● To be done:
Look below for the line that contains "Extract all readable text from this page.", then copy it and each following line to the end of the records, minus any pictures.

● Data to use:
------------------------------------
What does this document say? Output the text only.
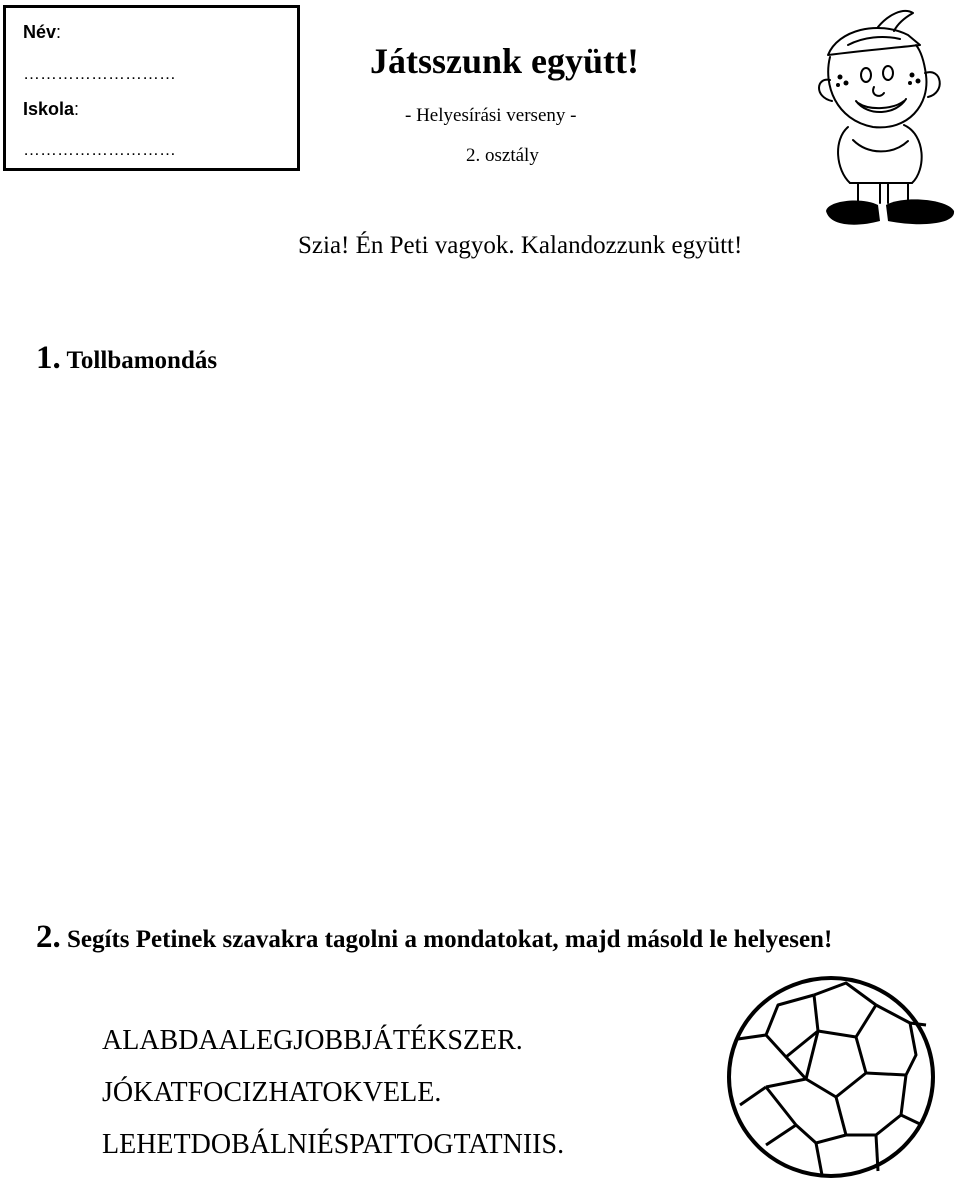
Név:
………………………
Iskola:
………………………
Játsszunk együtt!
- Helyesírási verseny -
2. osztály
Szia! Én Peti vagyok. Kalandozzunk együtt!
1. Tollbamondás
2. Segíts Petinek szavakra tagolni a mondatokat, majd másold le helyesen!
ALABDAALEGJOBBJÁTÉKSZER.
JÓKATFOCIZHATOKVELE.
LEHETDOBÁLNIÉSPATTOGTATNIIS.
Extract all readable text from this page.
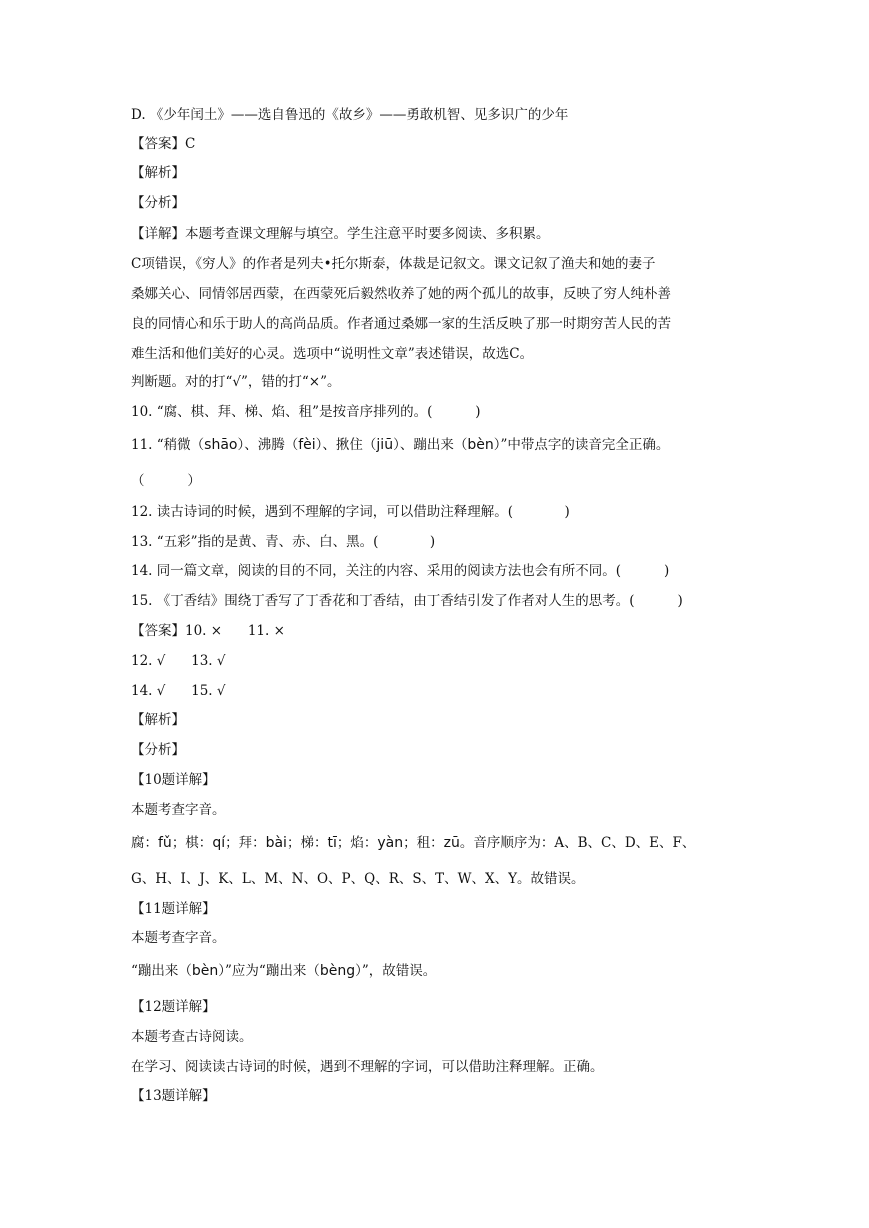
D. 《少年闰土》——选自鲁迅的《故乡》——勇敢机智、见多识广的少年
【答案】C
【解析】
【分析】
【详解】本题考查课文理解与填空。学生注意平时要多阅读、多积累。
C项错误，《穷人》的作者是列夫•托尔斯泰，体裁是记叙文。课文记叙了渔夫和她的妻子
桑娜关心、同情邻居西蒙，在西蒙死后毅然收养了她的两个孤儿的故事，反映了穷人纯朴善
良的同情心和乐于助人的高尚品质。作者通过桑娜一家的生活反映了那一时期穷苦人民的苦
难生活和他们美好的心灵。选项中“说明性文章”表述错误，故选C。
判断题。对的打“√”，错的打“×”。
10. “腐、棋、拜、梯、焰、租”是按音序排列的。(          )
11. “稍微（shāo）、沸腾（fèi）、揪住（jiū）、蹦出来（bèn）”中带点字的读音完全正确。
（          ）
12. 读古诗词的时候，遇到不理解的字词，可以借助注释理解。(            )
13. “五彩”指的是黄、青、赤、白、黑。(            )
14. 同一篇文章，阅读的目的不同，关注的内容、采用的阅读方法也会有所不同。(          )
15. 《丁香结》围绕丁香写了丁香花和丁香结，由丁香结引发了作者对人生的思考。(          )
【答案】10. ×      11. ×
12. √      13. √
14. √      15. √
【解析】
【分析】
【10题详解】
本题考查字音。
腐：fǔ；棋：qí；拜：bài；梯：tī；焰：yàn；租：zū。音序顺序为：A、B、C、D、E、F、
G、H、I、J、K、L、M、N、O、P、Q、R、S、T、W、X、Y。故错误。
【11题详解】
本题考查字音。
“蹦出来（bèn）”应为“蹦出来（bèng）”，故错误。
【12题详解】
本题考查古诗阅读。
在学习、阅读读古诗词的时候，遇到不理解的字词，可以借助注释理解。正确。
【13题详解】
------------------------------------
● Expected output:
Extract all readable text from this page.
D. 《少年闰土》——选自鲁迅的《故乡》——勇敢机智、见多识广的少年
【答案】C
【解析】
【分析】
【详解】本题考查课文理解与填空。学生注意平时要多阅读、多积累。
C项错误，《穷人》的作者是列夫•托尔斯泰，体裁是记叙文。课文记叙了渔夫和她的妻子
桑娜关心、同情邻居西蒙，在西蒙死后毅然收养了她的两个孤儿的故事，反映了穷人纯朴善
良的同情心和乐于助人的高尚品质。作者通过桑娜一家的生活反映了那一时期穷苦人民的苦
难生活和他们美好的心灵。选项中“说明性文章”表述错误，故选C。
判断题。对的打“√”，错的打“×”。
10. “腐、棋、拜、梯、焰、租”是按音序排列的。(          )
11. “稍微（shāo）、沸腾（fèi）、揪住（jiū）、蹦出来（bèn）”中带点字的读音完全正确。
（          ）
12. 读古诗词的时候，遇到不理解的字词，可以借助注释理解。(            )
13. “五彩”指的是黄、青、赤、白、黑。(            )
14. 同一篇文章，阅读的目的不同，关注的内容、采用的阅读方法也会有所不同。(          )
15. 《丁香结》围绕丁香写了丁香花和丁香结，由丁香结引发了作者对人生的思考。(          )
【答案】10. ×      11. ×
12. √      13. √
14. √      15. √
【解析】
【分析】
【10题详解】
本题考查字音。
腐：fǔ；棋：qí；拜：bài；梯：tī；焰：yàn；租：zū。音序顺序为：A、B、C、D、E、F、
G、H、I、J、K、L、M、N、O、P、Q、R、S、T、W、X、Y。故错误。
【11题详解】
本题考查字音。
“蹦出来（bèn）”应为“蹦出来（bèng）”，故错误。
【12题详解】
本题考查古诗阅读。
在学习、阅读读古诗词的时候，遇到不理解的字词，可以借助注释理解。正确。
【13题详解】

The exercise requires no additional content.